((

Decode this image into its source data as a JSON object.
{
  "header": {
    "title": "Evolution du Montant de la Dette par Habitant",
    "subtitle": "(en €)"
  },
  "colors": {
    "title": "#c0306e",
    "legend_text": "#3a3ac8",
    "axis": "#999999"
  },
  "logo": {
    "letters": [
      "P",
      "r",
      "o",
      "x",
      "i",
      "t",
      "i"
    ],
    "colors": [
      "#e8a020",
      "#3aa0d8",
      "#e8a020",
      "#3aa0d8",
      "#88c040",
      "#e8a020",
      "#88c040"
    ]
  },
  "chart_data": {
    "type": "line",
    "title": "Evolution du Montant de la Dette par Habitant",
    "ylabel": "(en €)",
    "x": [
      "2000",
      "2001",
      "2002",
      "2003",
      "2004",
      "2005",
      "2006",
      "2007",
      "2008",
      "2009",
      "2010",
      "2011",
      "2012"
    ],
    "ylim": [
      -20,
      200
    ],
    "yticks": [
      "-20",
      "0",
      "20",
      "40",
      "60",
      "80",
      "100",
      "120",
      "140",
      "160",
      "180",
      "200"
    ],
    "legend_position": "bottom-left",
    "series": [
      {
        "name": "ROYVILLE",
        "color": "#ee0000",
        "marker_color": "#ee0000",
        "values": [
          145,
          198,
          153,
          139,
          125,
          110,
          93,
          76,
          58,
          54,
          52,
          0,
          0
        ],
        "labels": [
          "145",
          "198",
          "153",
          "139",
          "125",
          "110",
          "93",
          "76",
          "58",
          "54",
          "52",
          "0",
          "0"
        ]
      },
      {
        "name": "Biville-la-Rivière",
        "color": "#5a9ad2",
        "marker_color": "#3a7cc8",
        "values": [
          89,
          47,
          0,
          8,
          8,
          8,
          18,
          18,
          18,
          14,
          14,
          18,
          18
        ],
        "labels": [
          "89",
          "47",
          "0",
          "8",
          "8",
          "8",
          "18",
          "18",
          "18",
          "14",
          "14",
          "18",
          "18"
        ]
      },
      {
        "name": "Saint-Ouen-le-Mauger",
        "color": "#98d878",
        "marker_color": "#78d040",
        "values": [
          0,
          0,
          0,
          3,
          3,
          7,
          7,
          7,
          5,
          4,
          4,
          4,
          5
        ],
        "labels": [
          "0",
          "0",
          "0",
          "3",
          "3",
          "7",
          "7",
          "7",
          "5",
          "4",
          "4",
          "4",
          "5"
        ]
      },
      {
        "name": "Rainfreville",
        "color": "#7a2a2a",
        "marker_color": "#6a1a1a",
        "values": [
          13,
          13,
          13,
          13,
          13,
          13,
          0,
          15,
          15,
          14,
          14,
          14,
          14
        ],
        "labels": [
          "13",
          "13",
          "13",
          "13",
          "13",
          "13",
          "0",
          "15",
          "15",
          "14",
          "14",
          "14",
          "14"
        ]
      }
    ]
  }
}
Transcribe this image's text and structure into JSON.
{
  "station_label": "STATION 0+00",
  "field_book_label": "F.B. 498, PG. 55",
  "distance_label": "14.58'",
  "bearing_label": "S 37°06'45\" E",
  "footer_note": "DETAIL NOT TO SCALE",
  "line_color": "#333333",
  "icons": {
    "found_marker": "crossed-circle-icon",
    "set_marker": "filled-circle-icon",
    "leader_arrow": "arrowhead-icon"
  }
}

))
((

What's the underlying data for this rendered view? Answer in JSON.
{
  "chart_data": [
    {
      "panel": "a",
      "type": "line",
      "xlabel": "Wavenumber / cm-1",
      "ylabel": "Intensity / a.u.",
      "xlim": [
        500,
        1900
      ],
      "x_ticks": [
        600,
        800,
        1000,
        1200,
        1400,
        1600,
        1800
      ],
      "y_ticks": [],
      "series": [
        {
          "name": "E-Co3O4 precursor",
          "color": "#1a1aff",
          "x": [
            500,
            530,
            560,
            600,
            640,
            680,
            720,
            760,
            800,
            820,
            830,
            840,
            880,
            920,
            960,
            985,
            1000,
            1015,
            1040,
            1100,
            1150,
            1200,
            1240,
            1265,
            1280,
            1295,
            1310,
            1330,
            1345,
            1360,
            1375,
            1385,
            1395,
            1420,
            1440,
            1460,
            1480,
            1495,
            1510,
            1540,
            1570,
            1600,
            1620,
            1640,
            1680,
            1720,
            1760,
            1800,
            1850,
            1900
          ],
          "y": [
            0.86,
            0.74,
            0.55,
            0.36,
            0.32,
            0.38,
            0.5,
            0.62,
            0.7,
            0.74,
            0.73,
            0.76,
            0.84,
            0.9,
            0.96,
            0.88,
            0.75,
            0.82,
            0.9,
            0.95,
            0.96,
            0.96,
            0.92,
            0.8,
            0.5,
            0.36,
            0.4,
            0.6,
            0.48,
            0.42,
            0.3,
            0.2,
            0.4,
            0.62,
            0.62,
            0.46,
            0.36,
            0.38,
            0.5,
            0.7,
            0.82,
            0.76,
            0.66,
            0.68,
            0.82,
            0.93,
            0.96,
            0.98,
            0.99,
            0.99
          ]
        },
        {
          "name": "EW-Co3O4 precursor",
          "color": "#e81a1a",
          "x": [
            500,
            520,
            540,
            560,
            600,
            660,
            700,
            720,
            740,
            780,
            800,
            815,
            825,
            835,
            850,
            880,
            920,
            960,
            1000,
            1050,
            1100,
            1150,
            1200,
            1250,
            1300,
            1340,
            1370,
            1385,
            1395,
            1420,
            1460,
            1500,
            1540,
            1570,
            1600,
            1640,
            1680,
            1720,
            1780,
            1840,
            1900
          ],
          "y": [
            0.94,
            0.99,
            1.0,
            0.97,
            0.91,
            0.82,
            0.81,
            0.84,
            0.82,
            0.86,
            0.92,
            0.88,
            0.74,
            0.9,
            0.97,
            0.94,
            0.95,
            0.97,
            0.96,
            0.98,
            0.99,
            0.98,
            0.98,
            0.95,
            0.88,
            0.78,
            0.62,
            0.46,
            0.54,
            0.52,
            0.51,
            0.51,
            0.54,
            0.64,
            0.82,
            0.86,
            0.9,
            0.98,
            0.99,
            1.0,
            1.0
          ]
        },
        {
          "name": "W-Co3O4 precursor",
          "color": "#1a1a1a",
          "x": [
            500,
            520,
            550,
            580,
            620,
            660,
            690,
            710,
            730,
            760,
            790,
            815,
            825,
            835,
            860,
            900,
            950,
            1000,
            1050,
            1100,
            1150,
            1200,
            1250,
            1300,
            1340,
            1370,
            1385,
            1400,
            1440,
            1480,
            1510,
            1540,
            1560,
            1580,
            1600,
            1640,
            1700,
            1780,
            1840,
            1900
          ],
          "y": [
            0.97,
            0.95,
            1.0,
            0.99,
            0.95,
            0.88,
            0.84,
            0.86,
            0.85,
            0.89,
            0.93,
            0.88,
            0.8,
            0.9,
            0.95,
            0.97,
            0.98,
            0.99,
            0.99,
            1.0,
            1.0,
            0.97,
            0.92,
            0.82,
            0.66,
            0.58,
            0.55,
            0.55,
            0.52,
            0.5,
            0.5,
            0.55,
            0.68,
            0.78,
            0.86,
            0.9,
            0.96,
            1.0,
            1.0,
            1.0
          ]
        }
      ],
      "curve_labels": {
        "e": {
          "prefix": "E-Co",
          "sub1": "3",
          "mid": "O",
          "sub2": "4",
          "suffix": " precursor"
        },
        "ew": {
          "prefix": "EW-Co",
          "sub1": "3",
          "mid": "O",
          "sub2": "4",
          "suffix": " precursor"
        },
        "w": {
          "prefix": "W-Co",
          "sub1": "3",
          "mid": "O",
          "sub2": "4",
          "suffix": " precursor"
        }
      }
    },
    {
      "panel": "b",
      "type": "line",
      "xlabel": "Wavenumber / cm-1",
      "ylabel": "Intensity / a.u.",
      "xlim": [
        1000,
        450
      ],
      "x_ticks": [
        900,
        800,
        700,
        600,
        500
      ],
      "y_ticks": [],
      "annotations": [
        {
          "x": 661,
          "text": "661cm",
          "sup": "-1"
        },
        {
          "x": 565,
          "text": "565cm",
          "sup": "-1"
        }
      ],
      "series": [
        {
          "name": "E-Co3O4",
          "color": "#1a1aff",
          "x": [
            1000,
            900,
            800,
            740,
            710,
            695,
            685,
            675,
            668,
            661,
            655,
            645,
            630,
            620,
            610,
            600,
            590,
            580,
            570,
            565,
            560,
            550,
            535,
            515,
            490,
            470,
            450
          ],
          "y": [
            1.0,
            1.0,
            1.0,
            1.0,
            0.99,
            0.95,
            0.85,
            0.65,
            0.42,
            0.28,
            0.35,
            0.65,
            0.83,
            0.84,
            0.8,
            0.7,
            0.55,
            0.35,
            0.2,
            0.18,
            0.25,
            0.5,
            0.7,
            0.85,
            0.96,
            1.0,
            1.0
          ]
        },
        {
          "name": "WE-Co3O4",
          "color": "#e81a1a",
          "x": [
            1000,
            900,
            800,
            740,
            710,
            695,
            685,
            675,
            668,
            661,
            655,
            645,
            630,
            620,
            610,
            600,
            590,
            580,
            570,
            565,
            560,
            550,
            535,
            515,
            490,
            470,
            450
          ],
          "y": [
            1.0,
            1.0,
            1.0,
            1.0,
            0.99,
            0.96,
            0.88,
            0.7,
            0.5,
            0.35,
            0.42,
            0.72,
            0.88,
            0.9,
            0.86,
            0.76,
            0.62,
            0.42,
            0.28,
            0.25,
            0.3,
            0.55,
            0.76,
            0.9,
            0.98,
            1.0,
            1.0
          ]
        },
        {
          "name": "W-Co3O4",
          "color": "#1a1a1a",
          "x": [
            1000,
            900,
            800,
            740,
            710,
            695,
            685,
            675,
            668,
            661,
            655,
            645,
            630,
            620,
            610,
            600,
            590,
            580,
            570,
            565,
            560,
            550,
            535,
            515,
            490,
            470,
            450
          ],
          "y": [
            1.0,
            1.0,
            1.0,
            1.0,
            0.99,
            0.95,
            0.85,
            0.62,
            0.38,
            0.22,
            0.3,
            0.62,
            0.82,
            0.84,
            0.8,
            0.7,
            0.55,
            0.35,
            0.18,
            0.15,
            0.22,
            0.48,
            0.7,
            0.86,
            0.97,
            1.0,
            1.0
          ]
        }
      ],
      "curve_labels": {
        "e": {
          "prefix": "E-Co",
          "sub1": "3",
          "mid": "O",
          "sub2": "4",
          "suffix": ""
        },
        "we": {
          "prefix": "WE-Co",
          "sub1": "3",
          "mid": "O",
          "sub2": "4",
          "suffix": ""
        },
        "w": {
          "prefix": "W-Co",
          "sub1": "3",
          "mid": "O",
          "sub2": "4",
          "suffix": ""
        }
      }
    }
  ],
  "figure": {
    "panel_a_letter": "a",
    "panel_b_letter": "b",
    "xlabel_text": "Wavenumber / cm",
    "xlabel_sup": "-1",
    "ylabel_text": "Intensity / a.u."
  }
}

))

▶ **Problem requirements**:
Locate the word "JSON" in the records and collect each line it appears in.

▶ **Answer to the exercise**:
Decode this image into its source data as a JSON object.
Transcribe this image's text and structure into JSON.
What's the underlying data for this rendered view? Answer in JSON.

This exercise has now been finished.